╭─ Supplied data

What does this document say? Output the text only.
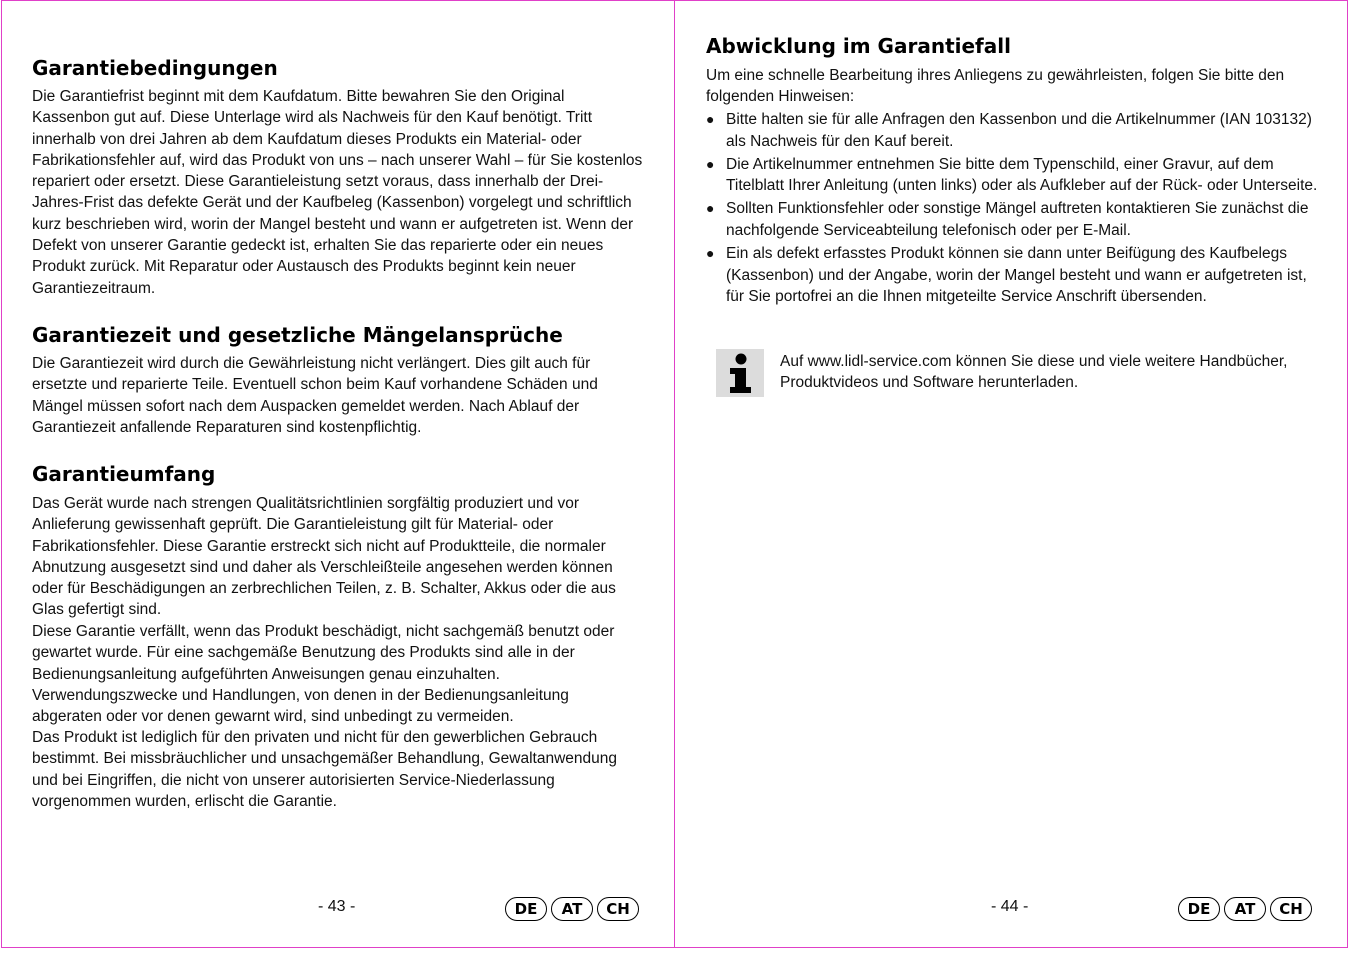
Garantiebedingungen

Die Garantiefrist beginnt mit dem Kaufdatum. Bitte bewahren Sie den Original Kassenbon gut auf. Diese Unterlage wird als Nachweis für den Kauf benötigt. Tritt innerhalb von drei Jahren ab dem Kaufdatum dieses Produkts ein Material- oder Fabrikationsfehler auf, wird das Produkt von uns – nach unserer Wahl – für Sie kostenlos repariert oder ersetzt. Diese Garantieleistung setzt voraus, dass innerhalb der Drei-Jahres-Frist das defekte Gerät und der Kaufbeleg (Kassenbon) vorgelegt und schriftlich kurz beschrieben wird, worin der Mangel besteht und wann er aufgetreten ist. Wenn der Defekt von unserer Garantie gedeckt ist, erhalten Sie das reparierte oder ein neues Produkt zurück. Mit Reparatur oder Austausch des Produkts beginnt kein neuer Garantiezeitraum.

Garantiezeit und gesetzliche Mängelansprüche

Die Garantiezeit wird durch die Gewährleistung nicht verlängert. Dies gilt auch für ersetzte und reparierte Teile. Eventuell schon beim Kauf vorhandene Schäden und Mängel müssen sofort nach dem Auspacken gemeldet werden. Nach Ablauf der Garantiezeit anfallende Reparaturen sind kostenpflichtig.

Garantieumfang

Das Gerät wurde nach strengen Qualitätsrichtlinien sorgfältig produziert und vor Anlieferung gewissenhaft geprüft. Die Garantieleistung gilt für Material- oder Fabrikationsfehler. Diese Garantie erstreckt sich nicht auf Produktteile, die normaler Abnutzung ausgesetzt sind und daher als Verschleißteile angesehen werden können oder für Beschädigungen an zerbrechlichen Teilen, z. B. Schalter, Akkus oder die aus Glas gefertigt sind.

Diese Garantie verfällt, wenn das Produkt beschädigt, nicht sachgemäß benutzt oder gewartet wurde. Für eine sachgemäße Benutzung des Produkts sind alle in der Bedienungsanleitung aufgeführten Anweisungen genau einzuhalten.

Verwendungszwecke und Handlungen, von denen in der Bedienungsanleitung abgeraten oder vor denen gewarnt wird, sind unbedingt zu vermeiden.

Das Produkt ist lediglich für den privaten und nicht für den gewerblichen Gebrauch bestimmt. Bei missbräuchlicher und unsachgemäßer Behandlung, Gewaltanwendung und bei Eingriffen, die nicht von unserer autorisierten Service-Niederlassung vorgenommen wurden, erlischt die Garantie.

- 43 -	DE	AT	CH
Abwicklung im Garantiefall

Um eine schnelle Bearbeitung ihres Anliegens zu gewährleisten, folgen Sie bitte den folgenden Hinweisen:

● Bitte halten sie für alle Anfragen den Kassenbon und die Artikelnummer (IAN 103132) als Nachweis für den Kauf bereit.
● Die Artikelnummer entnehmen Sie bitte dem Typenschild, einer Gravur, auf dem Titelblatt Ihrer Anleitung (unten links) oder als Aufkleber auf der Rück- oder Unterseite.
● Sollten Funktionsfehler oder sonstige Mängel auftreten kontaktieren Sie zunächst die nachfolgende Serviceabteilung telefonisch oder per E-Mail.
● Ein als defekt erfasstes Produkt können sie dann unter Beifügung des Kaufbelegs (Kassenbon) und der Angabe, worin der Mangel besteht und wann er aufgetreten ist, für Sie portofrei an die Ihnen mitgeteilte Service Anschrift übersenden.

Auf www.lidl-service.com können Sie diese und viele weitere Handbücher, Produktvideos und Software herunterladen.

- 44 -	DE	AT	CH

╰─

= Task description =
Give the records back exactly, with no pictures.

= Your solution =
What does this document say? Output the text only.
Garantiebedingungen

Die Garantiefrist beginnt mit dem Kaufdatum. Bitte bewahren Sie den Original Kassenbon gut auf. Diese Unterlage wird als Nachweis für den Kauf benötigt. Tritt innerhalb von drei Jahren ab dem Kaufdatum dieses Produkts ein Material- oder Fabrikationsfehler auf, wird das Produkt von uns – nach unserer Wahl – für Sie kostenlos repariert oder ersetzt. Diese Garantieleistung setzt voraus, dass innerhalb der Drei-Jahres-Frist das defekte Gerät und der Kaufbeleg (Kassenbon) vorgelegt und schriftlich kurz beschrieben wird, worin der Mangel besteht und wann er aufgetreten ist. Wenn der Defekt von unserer Garantie gedeckt ist, erhalten Sie das reparierte oder ein neues Produkt zurück. Mit Reparatur oder Austausch des Produkts beginnt kein neuer Garantiezeitraum.

Garantiezeit und gesetzliche Mängelansprüche

Die Garantiezeit wird durch die Gewährleistung nicht verlängert. Dies gilt auch für ersetzte und reparierte Teile. Eventuell schon beim Kauf vorhandene Schäden und Mängel müssen sofort nach dem Auspacken gemeldet werden. Nach Ablauf der Garantiezeit anfallende Reparaturen sind kostenpflichtig.

Garantieumfang

Das Gerät wurde nach strengen Qualitätsrichtlinien sorgfältig produziert und vor Anlieferung gewissenhaft geprüft. Die Garantieleistung gilt für Material- oder Fabrikationsfehler. Diese Garantie erstreckt sich nicht auf Produktteile, die normaler Abnutzung ausgesetzt sind und daher als Verschleißteile angesehen werden können oder für Beschädigungen an zerbrechlichen Teilen, z. B. Schalter, Akkus oder die aus Glas gefertigt sind.

Diese Garantie verfällt, wenn das Produkt beschädigt, nicht sachgemäß benutzt oder gewartet wurde. Für eine sachgemäße Benutzung des Produkts sind alle in der Bedienungsanleitung aufgeführten Anweisungen genau einzuhalten.

Verwendungszwecke und Handlungen, von denen in der Bedienungsanleitung abgeraten oder vor denen gewarnt wird, sind unbedingt zu vermeiden.

Das Produkt ist lediglich für den privaten und nicht für den gewerblichen Gebrauch bestimmt. Bei missbräuchlicher und unsachgemäßer Behandlung, Gewaltanwendung und bei Eingriffen, die nicht von unserer autorisierten Service-Niederlassung vorgenommen wurden, erlischt die Garantie.

- 43 -	DE	AT	CH
Abwicklung im Garantiefall

Um eine schnelle Bearbeitung ihres Anliegens zu gewährleisten, folgen Sie bitte den folgenden Hinweisen:

● Bitte halten sie für alle Anfragen den Kassenbon und die Artikelnummer (IAN 103132) als Nachweis für den Kauf bereit.
● Die Artikelnummer entnehmen Sie bitte dem Typenschild, einer Gravur, auf dem Titelblatt Ihrer Anleitung (unten links) oder als Aufkleber auf der Rück- oder Unterseite.
● Sollten Funktionsfehler oder sonstige Mängel auftreten kontaktieren Sie zunächst die nachfolgende Serviceabteilung telefonisch oder per E-Mail.
● Ein als defekt erfasstes Produkt können sie dann unter Beifügung des Kaufbelegs (Kassenbon) und der Angabe, worin der Mangel besteht und wann er aufgetreten ist, für Sie portofrei an die Ihnen mitgeteilte Service Anschrift übersenden.

Auf www.lidl-service.com können Sie diese und viele weitere Handbücher, Produktvideos und Software herunterladen.

- 44 -	DE	AT	CH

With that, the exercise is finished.